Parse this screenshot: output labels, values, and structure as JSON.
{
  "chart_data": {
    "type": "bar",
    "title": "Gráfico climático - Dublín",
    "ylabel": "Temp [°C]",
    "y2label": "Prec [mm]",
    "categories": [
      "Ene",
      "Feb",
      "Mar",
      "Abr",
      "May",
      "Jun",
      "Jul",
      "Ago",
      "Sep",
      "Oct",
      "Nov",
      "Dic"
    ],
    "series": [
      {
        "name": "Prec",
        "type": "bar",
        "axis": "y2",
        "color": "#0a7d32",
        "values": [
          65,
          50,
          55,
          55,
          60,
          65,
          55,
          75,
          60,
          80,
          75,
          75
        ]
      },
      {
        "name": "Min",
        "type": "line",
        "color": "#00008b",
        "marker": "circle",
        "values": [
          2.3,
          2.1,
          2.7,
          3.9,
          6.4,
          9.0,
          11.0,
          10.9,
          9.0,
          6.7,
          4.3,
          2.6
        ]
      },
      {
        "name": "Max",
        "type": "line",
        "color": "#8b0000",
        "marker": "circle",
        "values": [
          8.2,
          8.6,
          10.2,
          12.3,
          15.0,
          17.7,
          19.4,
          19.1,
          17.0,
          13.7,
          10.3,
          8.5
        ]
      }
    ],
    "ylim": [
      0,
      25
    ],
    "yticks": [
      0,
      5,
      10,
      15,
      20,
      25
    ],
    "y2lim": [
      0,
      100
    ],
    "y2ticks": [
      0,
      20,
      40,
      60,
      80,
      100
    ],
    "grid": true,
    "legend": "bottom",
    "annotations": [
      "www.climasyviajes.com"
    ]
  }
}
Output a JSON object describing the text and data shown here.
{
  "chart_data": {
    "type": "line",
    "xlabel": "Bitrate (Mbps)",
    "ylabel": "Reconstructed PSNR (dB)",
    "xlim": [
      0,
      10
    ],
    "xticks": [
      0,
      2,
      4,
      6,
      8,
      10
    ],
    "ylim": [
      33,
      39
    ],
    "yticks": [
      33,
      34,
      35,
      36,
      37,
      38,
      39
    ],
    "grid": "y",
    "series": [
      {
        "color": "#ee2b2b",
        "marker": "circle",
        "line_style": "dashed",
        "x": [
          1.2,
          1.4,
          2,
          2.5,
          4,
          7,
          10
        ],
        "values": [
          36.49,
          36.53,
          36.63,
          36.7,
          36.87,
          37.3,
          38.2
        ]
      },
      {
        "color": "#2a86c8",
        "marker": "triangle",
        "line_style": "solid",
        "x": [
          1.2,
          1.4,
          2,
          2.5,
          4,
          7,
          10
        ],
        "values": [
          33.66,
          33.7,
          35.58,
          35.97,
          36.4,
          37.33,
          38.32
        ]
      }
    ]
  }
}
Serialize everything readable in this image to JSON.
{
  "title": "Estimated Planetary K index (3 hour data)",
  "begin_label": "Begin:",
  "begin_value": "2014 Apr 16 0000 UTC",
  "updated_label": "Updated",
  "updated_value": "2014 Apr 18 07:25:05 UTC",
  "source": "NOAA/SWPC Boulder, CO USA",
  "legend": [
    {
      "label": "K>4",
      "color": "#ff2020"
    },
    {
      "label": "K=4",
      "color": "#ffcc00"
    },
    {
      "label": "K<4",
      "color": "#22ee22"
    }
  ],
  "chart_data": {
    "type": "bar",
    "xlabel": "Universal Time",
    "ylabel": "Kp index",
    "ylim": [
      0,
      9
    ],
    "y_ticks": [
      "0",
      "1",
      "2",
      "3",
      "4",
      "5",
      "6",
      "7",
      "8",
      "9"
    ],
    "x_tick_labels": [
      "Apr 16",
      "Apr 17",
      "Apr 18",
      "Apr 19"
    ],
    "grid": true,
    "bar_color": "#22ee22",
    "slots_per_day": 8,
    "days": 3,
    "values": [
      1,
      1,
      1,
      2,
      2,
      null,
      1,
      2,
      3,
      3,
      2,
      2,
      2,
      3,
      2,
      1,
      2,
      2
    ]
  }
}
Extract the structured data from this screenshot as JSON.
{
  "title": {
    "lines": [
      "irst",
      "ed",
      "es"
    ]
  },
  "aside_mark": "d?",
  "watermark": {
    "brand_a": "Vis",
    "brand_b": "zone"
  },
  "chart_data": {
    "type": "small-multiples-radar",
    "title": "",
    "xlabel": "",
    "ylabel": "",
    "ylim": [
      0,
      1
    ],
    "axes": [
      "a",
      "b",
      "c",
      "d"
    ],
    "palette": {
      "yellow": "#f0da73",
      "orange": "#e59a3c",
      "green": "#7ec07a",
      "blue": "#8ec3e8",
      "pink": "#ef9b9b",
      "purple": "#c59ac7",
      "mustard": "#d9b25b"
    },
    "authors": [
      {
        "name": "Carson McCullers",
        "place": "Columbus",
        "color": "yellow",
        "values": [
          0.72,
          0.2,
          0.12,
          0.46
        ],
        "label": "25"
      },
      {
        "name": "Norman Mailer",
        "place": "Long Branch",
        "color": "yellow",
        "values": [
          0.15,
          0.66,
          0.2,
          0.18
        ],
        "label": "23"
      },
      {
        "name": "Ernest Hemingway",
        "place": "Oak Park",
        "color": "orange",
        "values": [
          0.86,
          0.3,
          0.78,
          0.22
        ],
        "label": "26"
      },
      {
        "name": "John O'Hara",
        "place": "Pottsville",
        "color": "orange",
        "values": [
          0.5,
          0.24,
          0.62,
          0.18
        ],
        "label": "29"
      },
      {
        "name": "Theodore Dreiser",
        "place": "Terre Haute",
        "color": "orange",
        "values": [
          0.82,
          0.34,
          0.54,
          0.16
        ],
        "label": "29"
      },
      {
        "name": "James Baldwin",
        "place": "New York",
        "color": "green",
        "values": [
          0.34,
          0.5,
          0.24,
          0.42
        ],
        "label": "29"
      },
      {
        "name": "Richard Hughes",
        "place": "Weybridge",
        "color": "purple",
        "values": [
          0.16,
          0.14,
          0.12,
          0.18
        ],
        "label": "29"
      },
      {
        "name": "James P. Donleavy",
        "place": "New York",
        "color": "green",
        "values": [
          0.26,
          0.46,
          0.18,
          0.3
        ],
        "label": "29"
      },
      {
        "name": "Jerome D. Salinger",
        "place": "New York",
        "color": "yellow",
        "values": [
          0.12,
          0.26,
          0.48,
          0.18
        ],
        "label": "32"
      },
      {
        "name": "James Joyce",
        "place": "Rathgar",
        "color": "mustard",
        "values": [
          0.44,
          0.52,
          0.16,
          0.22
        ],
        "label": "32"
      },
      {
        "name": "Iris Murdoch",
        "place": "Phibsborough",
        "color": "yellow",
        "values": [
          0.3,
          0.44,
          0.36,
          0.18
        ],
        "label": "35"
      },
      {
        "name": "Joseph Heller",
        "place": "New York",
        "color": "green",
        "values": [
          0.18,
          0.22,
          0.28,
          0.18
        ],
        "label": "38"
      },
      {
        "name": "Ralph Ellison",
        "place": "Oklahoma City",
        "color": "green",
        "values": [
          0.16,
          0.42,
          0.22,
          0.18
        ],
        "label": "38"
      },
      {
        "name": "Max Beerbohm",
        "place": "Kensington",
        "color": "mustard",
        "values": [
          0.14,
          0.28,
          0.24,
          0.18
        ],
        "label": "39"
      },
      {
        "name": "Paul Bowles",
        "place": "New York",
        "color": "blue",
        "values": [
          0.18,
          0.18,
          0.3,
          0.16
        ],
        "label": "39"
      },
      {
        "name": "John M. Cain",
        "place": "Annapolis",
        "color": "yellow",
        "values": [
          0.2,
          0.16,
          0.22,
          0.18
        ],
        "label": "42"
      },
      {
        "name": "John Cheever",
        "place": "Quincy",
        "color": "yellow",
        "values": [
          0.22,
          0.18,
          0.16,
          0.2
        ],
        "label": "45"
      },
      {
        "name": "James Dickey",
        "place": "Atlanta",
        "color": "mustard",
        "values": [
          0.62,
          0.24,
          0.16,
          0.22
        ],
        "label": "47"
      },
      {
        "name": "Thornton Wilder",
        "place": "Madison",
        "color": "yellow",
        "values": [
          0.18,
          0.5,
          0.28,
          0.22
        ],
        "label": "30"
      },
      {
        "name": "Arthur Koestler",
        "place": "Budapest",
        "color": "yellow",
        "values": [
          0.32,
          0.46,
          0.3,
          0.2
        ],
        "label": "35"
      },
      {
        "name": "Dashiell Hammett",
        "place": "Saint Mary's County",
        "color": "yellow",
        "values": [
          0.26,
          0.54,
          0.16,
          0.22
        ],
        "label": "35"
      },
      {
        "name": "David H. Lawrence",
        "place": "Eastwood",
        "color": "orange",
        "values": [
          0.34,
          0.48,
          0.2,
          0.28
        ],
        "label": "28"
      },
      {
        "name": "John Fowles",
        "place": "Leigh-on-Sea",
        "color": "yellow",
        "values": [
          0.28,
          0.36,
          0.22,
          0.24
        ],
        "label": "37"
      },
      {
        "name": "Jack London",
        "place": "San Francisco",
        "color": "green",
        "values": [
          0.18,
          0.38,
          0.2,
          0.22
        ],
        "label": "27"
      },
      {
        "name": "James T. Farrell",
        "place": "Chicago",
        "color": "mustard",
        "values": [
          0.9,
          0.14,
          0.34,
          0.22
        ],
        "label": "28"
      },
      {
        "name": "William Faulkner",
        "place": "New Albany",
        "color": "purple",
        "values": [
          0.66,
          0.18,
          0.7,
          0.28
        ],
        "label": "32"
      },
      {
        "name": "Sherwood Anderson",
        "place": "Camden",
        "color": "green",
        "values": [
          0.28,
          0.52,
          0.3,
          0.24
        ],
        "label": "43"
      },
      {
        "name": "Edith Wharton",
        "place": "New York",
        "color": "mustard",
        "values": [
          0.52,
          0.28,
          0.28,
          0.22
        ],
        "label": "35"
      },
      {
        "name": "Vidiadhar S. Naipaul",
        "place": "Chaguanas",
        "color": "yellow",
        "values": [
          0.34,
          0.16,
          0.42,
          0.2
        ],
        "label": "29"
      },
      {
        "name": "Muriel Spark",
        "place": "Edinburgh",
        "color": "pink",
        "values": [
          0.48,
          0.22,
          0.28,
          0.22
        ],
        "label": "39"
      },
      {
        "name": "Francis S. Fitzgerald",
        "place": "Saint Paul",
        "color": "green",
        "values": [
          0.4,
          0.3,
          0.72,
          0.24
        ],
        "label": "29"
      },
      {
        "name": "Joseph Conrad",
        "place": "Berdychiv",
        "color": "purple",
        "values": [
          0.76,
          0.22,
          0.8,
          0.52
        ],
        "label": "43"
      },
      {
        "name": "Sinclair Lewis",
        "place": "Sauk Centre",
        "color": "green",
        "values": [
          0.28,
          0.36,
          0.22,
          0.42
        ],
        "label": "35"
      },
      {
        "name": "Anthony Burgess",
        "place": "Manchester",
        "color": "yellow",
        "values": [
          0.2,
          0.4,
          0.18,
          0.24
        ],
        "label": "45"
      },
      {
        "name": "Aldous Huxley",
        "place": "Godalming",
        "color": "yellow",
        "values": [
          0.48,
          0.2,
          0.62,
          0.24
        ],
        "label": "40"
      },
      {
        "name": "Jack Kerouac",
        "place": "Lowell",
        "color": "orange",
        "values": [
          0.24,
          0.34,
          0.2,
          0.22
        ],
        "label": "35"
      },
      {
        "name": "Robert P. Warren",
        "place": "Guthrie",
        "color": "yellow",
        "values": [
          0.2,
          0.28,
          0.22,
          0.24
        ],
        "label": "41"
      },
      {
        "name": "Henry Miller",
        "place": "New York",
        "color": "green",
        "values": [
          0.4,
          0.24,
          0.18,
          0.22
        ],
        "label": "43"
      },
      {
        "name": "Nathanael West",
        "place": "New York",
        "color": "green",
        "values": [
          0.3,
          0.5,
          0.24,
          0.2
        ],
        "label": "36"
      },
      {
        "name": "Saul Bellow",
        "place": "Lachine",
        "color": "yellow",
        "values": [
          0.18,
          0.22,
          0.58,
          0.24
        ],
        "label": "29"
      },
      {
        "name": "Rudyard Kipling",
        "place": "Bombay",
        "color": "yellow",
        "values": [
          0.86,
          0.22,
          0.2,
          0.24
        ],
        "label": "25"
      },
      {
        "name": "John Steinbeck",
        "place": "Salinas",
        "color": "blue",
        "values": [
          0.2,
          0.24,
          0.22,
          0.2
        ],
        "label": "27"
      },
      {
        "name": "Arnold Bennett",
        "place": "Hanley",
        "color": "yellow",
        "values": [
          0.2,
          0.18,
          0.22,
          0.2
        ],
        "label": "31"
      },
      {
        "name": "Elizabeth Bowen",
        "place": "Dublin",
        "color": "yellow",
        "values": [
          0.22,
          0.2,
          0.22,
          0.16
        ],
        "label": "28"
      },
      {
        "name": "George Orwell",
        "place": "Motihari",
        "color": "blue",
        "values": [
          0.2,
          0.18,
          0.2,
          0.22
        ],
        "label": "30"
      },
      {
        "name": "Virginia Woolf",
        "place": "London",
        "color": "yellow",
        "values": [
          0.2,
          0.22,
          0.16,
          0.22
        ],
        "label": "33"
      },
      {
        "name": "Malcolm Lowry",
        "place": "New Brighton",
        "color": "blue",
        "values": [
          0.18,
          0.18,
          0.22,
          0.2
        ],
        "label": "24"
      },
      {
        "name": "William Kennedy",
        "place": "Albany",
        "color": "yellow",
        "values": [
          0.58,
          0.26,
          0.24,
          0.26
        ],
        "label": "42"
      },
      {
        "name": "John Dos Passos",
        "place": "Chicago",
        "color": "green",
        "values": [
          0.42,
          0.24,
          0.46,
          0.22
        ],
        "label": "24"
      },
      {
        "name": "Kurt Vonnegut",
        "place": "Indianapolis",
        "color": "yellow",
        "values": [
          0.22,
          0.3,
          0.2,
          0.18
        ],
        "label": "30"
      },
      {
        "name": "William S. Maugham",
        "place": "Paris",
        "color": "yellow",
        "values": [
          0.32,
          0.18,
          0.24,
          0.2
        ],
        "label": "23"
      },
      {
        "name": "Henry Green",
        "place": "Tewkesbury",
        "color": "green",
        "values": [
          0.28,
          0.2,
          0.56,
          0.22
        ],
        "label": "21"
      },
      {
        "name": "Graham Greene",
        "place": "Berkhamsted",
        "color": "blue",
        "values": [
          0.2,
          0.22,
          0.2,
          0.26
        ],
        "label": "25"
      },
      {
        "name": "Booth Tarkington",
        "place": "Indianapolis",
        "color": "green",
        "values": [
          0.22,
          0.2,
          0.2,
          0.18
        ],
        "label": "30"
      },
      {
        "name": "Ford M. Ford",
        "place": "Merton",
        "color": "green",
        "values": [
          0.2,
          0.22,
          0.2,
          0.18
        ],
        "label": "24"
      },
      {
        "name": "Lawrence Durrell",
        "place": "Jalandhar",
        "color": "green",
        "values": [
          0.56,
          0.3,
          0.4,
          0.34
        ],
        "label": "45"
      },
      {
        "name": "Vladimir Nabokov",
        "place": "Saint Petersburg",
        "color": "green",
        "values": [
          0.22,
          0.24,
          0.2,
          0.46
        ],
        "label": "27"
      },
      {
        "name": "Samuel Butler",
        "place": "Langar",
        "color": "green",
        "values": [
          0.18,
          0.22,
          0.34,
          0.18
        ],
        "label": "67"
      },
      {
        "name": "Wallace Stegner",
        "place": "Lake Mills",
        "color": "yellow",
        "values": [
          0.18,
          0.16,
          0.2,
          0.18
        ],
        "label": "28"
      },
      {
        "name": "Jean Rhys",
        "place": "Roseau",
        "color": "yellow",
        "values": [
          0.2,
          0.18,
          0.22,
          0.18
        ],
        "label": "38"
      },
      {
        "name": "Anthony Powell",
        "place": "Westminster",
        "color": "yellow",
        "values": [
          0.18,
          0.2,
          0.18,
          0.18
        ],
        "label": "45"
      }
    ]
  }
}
☆ ☆ ☆
Instruction
Search the entries for the word "James", then gather every line that has it.

Expected output
        "name": "James Baldwin",
        "name": "James P. Donleavy",
        "name": "James Joyce",
        "name": "James Dickey",
        "name": "James T. Farrell",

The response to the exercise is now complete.